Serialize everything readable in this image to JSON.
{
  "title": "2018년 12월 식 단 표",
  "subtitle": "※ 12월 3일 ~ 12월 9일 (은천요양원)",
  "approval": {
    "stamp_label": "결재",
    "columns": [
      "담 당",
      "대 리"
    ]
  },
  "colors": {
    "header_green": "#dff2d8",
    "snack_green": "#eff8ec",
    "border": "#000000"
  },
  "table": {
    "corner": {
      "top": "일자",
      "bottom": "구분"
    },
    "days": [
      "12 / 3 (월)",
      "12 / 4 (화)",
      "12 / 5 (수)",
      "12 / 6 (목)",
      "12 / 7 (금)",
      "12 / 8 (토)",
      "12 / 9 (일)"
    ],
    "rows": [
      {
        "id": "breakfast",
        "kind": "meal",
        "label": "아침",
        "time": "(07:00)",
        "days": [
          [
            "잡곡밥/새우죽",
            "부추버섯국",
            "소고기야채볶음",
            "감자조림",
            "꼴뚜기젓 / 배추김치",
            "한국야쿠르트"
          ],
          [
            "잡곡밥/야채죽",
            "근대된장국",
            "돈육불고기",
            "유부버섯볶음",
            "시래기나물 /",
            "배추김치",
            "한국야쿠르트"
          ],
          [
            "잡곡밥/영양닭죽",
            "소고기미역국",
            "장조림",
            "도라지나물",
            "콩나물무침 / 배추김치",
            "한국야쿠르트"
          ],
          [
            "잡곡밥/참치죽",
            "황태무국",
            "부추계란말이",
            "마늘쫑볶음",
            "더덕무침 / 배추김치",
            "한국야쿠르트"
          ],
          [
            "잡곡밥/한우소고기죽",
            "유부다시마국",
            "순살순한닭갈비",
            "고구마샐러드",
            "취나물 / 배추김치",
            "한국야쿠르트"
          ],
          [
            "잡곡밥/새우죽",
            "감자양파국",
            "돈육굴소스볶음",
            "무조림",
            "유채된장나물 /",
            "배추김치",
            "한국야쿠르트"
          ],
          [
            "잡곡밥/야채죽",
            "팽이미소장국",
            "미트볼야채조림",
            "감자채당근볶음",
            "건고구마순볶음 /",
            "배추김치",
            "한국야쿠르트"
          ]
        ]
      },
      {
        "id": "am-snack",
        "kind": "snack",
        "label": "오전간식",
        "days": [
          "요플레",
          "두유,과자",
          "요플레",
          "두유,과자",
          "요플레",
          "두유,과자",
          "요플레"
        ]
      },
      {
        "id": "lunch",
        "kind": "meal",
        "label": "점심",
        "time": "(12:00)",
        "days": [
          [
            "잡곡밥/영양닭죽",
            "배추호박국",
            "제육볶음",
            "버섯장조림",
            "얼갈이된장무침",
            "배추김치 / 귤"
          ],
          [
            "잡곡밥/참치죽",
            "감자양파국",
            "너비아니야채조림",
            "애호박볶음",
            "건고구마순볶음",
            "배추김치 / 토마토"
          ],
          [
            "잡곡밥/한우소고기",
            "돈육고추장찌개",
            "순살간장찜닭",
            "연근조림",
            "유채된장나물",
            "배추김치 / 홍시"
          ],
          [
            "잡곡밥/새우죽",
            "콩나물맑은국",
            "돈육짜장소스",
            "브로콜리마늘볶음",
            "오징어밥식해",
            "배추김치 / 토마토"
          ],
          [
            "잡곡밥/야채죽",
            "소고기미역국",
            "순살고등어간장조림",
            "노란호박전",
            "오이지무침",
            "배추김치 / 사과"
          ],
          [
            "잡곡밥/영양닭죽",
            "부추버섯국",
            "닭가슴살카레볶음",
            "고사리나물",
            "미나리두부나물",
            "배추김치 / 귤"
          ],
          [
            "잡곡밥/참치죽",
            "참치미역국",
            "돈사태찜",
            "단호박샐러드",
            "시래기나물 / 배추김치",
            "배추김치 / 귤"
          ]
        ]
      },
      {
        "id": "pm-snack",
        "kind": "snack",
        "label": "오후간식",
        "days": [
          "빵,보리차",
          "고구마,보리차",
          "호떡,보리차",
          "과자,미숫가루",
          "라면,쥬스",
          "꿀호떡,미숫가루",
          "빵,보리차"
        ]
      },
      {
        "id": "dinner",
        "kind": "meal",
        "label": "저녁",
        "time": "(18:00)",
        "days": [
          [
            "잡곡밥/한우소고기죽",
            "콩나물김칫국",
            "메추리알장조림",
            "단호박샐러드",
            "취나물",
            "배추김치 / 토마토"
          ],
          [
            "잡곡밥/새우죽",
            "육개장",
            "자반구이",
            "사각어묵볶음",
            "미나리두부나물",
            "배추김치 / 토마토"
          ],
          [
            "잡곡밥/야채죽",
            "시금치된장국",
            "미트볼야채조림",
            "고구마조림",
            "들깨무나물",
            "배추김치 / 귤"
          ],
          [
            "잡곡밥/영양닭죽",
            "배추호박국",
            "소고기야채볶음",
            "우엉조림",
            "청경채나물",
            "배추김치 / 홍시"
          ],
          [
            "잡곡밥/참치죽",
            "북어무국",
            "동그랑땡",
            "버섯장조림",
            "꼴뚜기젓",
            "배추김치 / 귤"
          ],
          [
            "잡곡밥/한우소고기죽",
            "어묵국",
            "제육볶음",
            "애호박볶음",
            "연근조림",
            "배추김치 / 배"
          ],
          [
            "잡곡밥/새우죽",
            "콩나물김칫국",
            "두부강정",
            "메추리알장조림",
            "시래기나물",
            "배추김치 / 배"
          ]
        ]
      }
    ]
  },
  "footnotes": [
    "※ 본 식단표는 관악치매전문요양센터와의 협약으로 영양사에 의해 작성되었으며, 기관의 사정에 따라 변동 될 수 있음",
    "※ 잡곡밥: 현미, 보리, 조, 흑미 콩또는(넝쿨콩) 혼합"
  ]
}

* * * * * * * * *

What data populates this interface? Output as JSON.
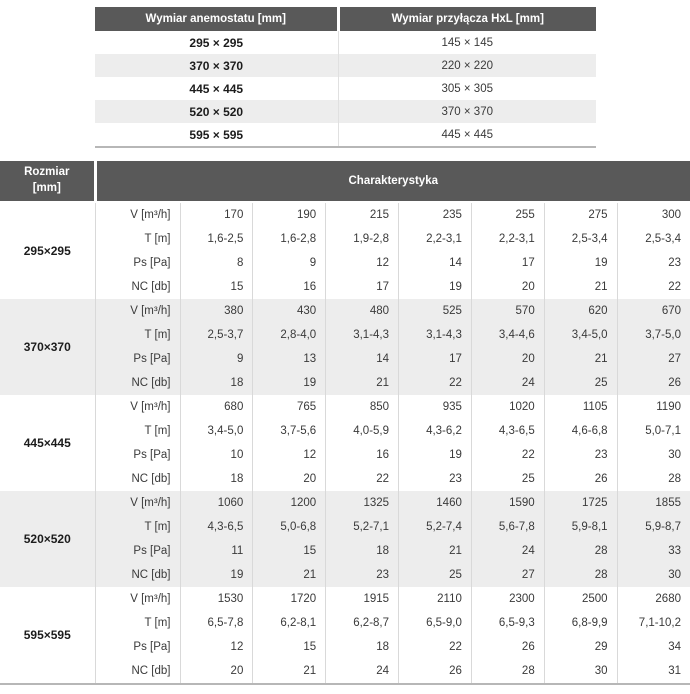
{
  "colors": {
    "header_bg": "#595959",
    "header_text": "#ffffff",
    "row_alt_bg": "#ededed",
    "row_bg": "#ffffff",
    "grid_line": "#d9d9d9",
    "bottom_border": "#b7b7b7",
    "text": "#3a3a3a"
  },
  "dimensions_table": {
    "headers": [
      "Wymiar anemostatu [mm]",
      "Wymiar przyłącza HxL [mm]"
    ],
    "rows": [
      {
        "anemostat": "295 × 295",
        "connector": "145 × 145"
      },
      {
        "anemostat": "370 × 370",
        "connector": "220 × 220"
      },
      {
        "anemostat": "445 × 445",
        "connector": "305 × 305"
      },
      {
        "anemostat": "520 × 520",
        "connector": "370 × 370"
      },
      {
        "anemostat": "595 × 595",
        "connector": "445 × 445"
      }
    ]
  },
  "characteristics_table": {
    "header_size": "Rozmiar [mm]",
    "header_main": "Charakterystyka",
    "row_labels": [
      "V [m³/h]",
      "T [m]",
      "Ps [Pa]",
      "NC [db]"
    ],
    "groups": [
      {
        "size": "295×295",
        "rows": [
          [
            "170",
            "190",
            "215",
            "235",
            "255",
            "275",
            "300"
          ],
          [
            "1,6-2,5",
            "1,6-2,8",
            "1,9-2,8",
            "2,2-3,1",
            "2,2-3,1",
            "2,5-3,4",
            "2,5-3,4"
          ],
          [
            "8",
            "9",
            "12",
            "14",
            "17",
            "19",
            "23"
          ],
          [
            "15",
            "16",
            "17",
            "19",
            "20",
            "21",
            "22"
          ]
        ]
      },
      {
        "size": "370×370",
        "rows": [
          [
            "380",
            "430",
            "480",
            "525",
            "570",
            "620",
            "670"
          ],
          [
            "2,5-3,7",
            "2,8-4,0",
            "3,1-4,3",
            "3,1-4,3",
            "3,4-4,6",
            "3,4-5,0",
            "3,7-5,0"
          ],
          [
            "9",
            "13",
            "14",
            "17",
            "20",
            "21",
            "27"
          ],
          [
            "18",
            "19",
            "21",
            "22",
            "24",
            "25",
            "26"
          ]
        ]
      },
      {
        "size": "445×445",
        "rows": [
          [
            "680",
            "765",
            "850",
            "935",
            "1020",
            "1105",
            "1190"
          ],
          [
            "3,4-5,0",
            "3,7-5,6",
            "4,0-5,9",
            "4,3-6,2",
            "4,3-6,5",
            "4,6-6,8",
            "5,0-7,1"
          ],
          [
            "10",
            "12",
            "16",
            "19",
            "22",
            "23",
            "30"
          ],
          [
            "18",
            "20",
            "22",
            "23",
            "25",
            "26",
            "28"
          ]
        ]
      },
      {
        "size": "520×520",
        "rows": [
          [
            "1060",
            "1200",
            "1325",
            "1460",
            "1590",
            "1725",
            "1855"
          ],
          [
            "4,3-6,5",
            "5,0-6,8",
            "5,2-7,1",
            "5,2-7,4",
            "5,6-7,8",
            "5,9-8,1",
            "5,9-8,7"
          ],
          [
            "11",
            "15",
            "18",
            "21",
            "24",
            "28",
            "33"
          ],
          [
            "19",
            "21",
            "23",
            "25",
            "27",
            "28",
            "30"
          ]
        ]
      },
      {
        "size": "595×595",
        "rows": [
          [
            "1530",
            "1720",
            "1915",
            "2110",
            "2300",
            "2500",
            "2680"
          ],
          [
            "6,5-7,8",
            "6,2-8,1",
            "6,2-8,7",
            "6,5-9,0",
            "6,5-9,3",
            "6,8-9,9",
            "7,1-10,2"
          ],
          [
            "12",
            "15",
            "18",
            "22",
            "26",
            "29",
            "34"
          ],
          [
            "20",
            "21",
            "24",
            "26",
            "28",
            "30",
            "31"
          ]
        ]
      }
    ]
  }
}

* * * * * * * * *

» **Instruction**: Extract every line containing the string "JSON" from the data above.

» **Expected answer**:
Serialize everything readable in this image to JSON.
What data populates this interface? Output as JSON.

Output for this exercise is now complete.